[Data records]
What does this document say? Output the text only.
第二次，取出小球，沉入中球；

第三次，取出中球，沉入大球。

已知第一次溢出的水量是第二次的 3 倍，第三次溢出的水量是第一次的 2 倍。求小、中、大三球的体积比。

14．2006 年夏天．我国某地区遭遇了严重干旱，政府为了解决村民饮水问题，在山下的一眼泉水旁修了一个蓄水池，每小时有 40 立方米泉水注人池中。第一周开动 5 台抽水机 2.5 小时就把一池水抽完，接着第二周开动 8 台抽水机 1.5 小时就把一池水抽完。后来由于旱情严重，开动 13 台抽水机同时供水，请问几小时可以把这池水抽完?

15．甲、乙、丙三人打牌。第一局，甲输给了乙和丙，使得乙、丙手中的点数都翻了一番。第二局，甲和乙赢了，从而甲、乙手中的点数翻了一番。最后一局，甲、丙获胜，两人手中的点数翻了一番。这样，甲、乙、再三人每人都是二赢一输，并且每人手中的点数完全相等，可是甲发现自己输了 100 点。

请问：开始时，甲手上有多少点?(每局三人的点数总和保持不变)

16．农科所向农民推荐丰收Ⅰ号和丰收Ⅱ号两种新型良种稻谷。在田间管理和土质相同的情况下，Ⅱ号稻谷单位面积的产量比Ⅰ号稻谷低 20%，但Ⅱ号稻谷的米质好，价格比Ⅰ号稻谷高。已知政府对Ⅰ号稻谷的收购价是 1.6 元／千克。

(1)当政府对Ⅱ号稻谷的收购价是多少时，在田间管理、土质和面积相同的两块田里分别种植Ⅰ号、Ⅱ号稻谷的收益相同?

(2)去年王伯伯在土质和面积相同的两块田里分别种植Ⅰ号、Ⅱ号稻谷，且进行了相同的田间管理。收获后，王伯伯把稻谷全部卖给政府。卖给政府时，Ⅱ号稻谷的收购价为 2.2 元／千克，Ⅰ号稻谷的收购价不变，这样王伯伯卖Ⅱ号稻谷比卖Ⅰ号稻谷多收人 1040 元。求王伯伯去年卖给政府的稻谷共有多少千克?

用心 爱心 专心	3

REQUIRED TASK: Your task is to reproduce all of the records exactly.

SOLUTION FOR THIS EXERCISE:
What does this document say? Output the text only.
第二次，取出小球，沉入中球；

第三次，取出中球，沉入大球。

已知第一次溢出的水量是第二次的 3 倍，第三次溢出的水量是第一次的 2 倍。求小、中、大三球的体积比。

14．2006 年夏天．我国某地区遭遇了严重干旱，政府为了解决村民饮水问题，在山下的一眼泉水旁修了一个蓄水池，每小时有 40 立方米泉水注人池中。第一周开动 5 台抽水机 2.5 小时就把一池水抽完，接着第二周开动 8 台抽水机 1.5 小时就把一池水抽完。后来由于旱情严重，开动 13 台抽水机同时供水，请问几小时可以把这池水抽完?

15．甲、乙、丙三人打牌。第一局，甲输给了乙和丙，使得乙、丙手中的点数都翻了一番。第二局，甲和乙赢了，从而甲、乙手中的点数翻了一番。最后一局，甲、丙获胜，两人手中的点数翻了一番。这样，甲、乙、再三人每人都是二赢一输，并且每人手中的点数完全相等，可是甲发现自己输了 100 点。

请问：开始时，甲手上有多少点?(每局三人的点数总和保持不变)

16．农科所向农民推荐丰收Ⅰ号和丰收Ⅱ号两种新型良种稻谷。在田间管理和土质相同的情况下，Ⅱ号稻谷单位面积的产量比Ⅰ号稻谷低 20%，但Ⅱ号稻谷的米质好，价格比Ⅰ号稻谷高。已知政府对Ⅰ号稻谷的收购价是 1.6 元／千克。

(1)当政府对Ⅱ号稻谷的收购价是多少时，在田间管理、土质和面积相同的两块田里分别种植Ⅰ号、Ⅱ号稻谷的收益相同?

(2)去年王伯伯在土质和面积相同的两块田里分别种植Ⅰ号、Ⅱ号稻谷，且进行了相同的田间管理。收获后，王伯伯把稻谷全部卖给政府。卖给政府时，Ⅱ号稻谷的收购价为 2.2 元／千克，Ⅰ号稻谷的收购价不变，这样王伯伯卖Ⅱ号稻谷比卖Ⅰ号稻谷多收人 1040 元。求王伯伯去年卖给政府的稻谷共有多少千克?

用心 爱心 专心	3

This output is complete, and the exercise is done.